### AIM
Using the particle swarm optimization text below, decide whether each statement agrees with it: (a) c1 and c2 are set to 2.0; (b) a lower value of the inertia weight w produces a global search; (c) w should grow larger as the generations increase. Answer yes or no for each and quote the words from the text that decide it.

The swarms generally use their own learning experience and also get input from neighbors while searching for food. Each particle carries a potential solution for the optimization problem and a velocity V. The PSO is a population-based stochastic algorithm inspired by the social behaviors of living species, such as bird flocking. To reach the food at position Z, each bird moves at a distance on the plane with the velocity v, and then the bird decides the next movement distance and speed based on its current best position. This process is related to an optimization problem, where the optimal solution is indicated as food, and each bird in the flock is related to an N particle with possible solution and velocity. The potential solution for the optimization problem is calculated by randomly setting the input parameter value R, and its velocity is also assigned randomly. At each generation, the particle is updated with new values. The best value reached by individual particles is maintained in the best position. The overall best solution reached by the particle population is the best position. The parameter inertia weight w is added to improve the search; with a higher value of w, a global search is done, and, with a lower value, a local search is carried out. However, w has to be high in the beginning and it has to decrease with an increase in generation. To improve the performance further, the chi parameter is added. Here, r1 and r2 are random values within the range 0–1, whereas c1 and c2 are set to 2.0. Using Equation (1), the new velocity V’ value of the particle is calculated.

Rows from a layout dataset
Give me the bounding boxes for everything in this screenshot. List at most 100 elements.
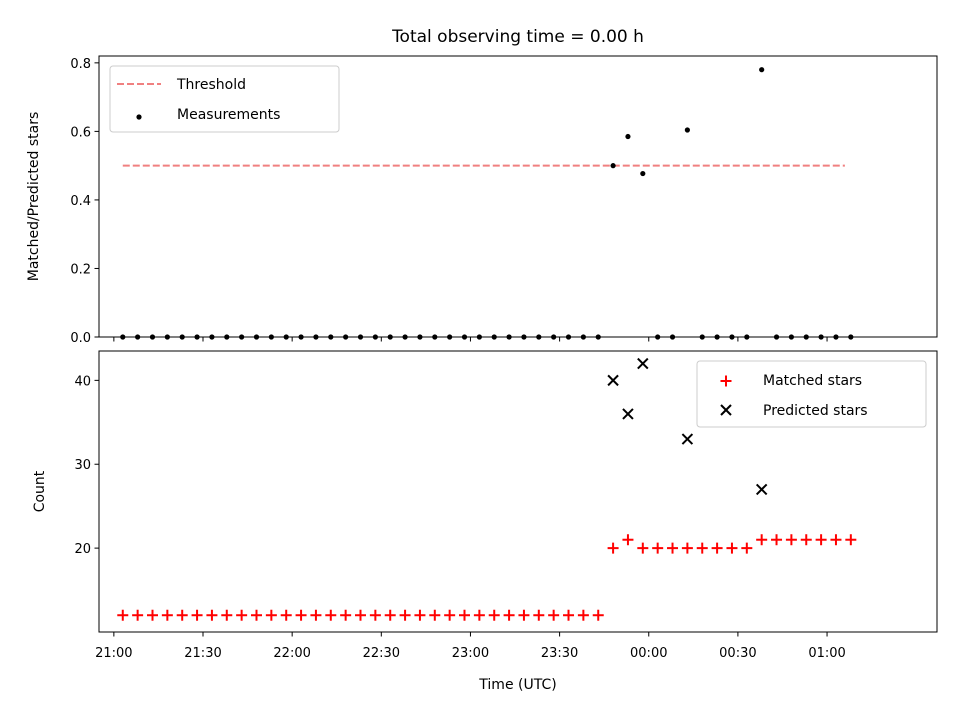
matched-star-point [161, 609, 173, 621]
legend-measurement-swatch [136, 114, 142, 120]
matched-star-point [518, 609, 530, 621]
matched-star-point [444, 609, 456, 621]
legend-predicted-swatch [720, 404, 732, 416]
measurement-point [402, 334, 408, 340]
y-tick-label: 0.8 [70, 57, 91, 72]
measurement-point [253, 334, 260, 340]
legend-predicted-label: Predicted stars [763, 403, 868, 419]
predicted-star-point [755, 483, 768, 496]
measurement-point [283, 334, 289, 340]
matched-star-point [652, 542, 664, 554]
matched-star-point [414, 609, 426, 621]
matched-star-point [800, 534, 812, 546]
legend-box [696, 360, 927, 428]
x-tick-label: 21:30 [184, 646, 221, 661]
measurement-point [759, 67, 765, 73]
y-tick-label: 0.2 [70, 262, 91, 277]
cross-b [681, 433, 694, 445]
measurement-point [491, 334, 497, 340]
matched-star-point [340, 609, 352, 621]
x-tick-label: 23:00 [452, 646, 489, 661]
matched-star-point [756, 534, 768, 546]
matched-star-point [815, 534, 827, 546]
measurement-point [848, 334, 854, 340]
matched-star-point [533, 609, 545, 621]
measurement-point [625, 133, 631, 140]
matched-star-point [399, 609, 411, 621]
legend-matched-label: Matched stars [763, 373, 862, 389]
legend-matched-swatch [720, 375, 732, 387]
matched-star-point [221, 609, 233, 621]
matched-star-point [548, 609, 560, 621]
measurement-point [372, 334, 378, 340]
measurement-point [120, 334, 126, 340]
matched-star-point [295, 609, 307, 621]
measurement-point [580, 334, 586, 340]
x-axis-label: Time (UTC) [478, 677, 556, 693]
x-tick-label: 01:00 [808, 646, 845, 661]
predicted-star-point [622, 408, 634, 420]
y-tick-label: 0.0 [70, 331, 91, 346]
measurement-point [714, 334, 720, 340]
measurement-point [149, 334, 156, 340]
matched-star-point [176, 609, 188, 621]
measurement-point [298, 334, 304, 340]
measurement-point [729, 334, 735, 340]
measurement-point [239, 334, 245, 340]
matched-star-point [563, 609, 575, 621]
matched-star-point [771, 534, 783, 546]
measurement-point [476, 334, 482, 340]
matched-star-point [206, 609, 218, 621]
matched-star-point [459, 609, 471, 621]
matched-star-point [236, 609, 248, 621]
matched-star-point [726, 542, 738, 554]
legend-threshold-label: Threshold [176, 77, 246, 93]
legend-box [109, 65, 340, 133]
measurement-point [135, 334, 141, 340]
matched-star-point [845, 534, 857, 546]
matched-star-point [473, 609, 485, 621]
measurement-point [551, 334, 557, 340]
matched-star-point [132, 609, 144, 621]
matched-star-point [830, 534, 842, 546]
cross-b [607, 374, 619, 387]
measurement-point [684, 127, 690, 133]
figure-title: Total observing time = 0.00 h [391, 27, 644, 47]
y-tick-label: 0.6 [70, 125, 91, 140]
ratio-panel: 0.0 0.2 0.4 0.6 0.8 Matched/Predicted stars Th… [26, 55, 938, 346]
x-tick-label: 00:30 [719, 646, 756, 661]
measurement-point [179, 334, 185, 340]
matched-star-point [592, 609, 604, 621]
measurement-point [788, 334, 794, 340]
measurement-point [803, 334, 809, 340]
cross-b [720, 404, 732, 416]
matched-star-point [622, 534, 634, 546]
matched-star-point [117, 609, 129, 621]
matched-star-point [503, 609, 515, 621]
matched-star-point [488, 609, 500, 621]
matched-star-point [577, 609, 589, 621]
matched-star-point [384, 609, 396, 621]
measurement-point [773, 334, 780, 340]
measurement-point [194, 334, 200, 340]
measurement-point [313, 334, 319, 340]
cross-b [755, 483, 768, 496]
measurement-point [357, 334, 364, 340]
matched-star-point [429, 609, 441, 621]
measurement-point [387, 334, 393, 340]
matched-star-point [711, 542, 723, 554]
count-panel: 21:00 21:30 22:00 22:30 23:00 23:30 00:00 00:30… [32, 350, 938, 693]
x-tick-label: 23:30 [541, 646, 578, 661]
matched-star-point [325, 609, 337, 621]
measurement-point [461, 334, 468, 340]
x-tick-label: 22:00 [273, 646, 310, 661]
y-axis-label: Matched/Predicted stars [26, 112, 42, 282]
measurement-point [833, 334, 839, 340]
matched-star-point [265, 609, 277, 621]
matched-star-point [310, 609, 322, 621]
measurement-point [610, 163, 616, 169]
y-tick-label: 30 [74, 458, 91, 473]
measurement-point [595, 334, 601, 340]
x-tick-label: 21:00 [95, 646, 132, 661]
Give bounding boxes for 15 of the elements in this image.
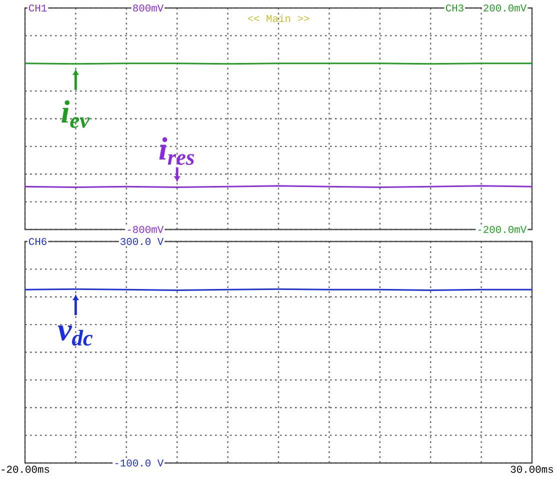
y-tick-label: -800mV: [128, 226, 164, 234]
y-tick-label: 800mV: [133, 4, 164, 12]
y2-tick-label: 200.0mV: [484, 4, 527, 12]
y2-axis-title: CH3: [446, 4, 464, 12]
x-tick-label: 30.00ms: [510, 466, 553, 473]
annotation: << Main >>: [248, 14, 310, 22]
y-axis-title: CH1: [28, 4, 47, 12]
y2-tick-label: -200.0mV: [478, 226, 527, 234]
series-label: i$_{res}$: [159, 137, 194, 165]
legend-label: i$_{ev}$: [62, 100, 90, 128]
legend-label: v$_{dc}$: [58, 326, 93, 346]
x-tick-label: -20.00ms: [2, 466, 50, 473]
y-axis-title: CH6: [28, 238, 46, 246]
y-tick-label: 300.0 V: [120, 238, 164, 246]
y-tick-label: -100.0 V: [115, 459, 164, 467]
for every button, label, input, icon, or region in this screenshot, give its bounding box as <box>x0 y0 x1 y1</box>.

### CORRECT ANSWER
(a) Yes: "whereas c1 and c2 are set to 2.0"
(b) No: "with a higher value of w, a global search is done, and, with a lower value, a local search is carried out"
(c) No: "w has to be high in the beginning and it has to decrease with an increase in generation"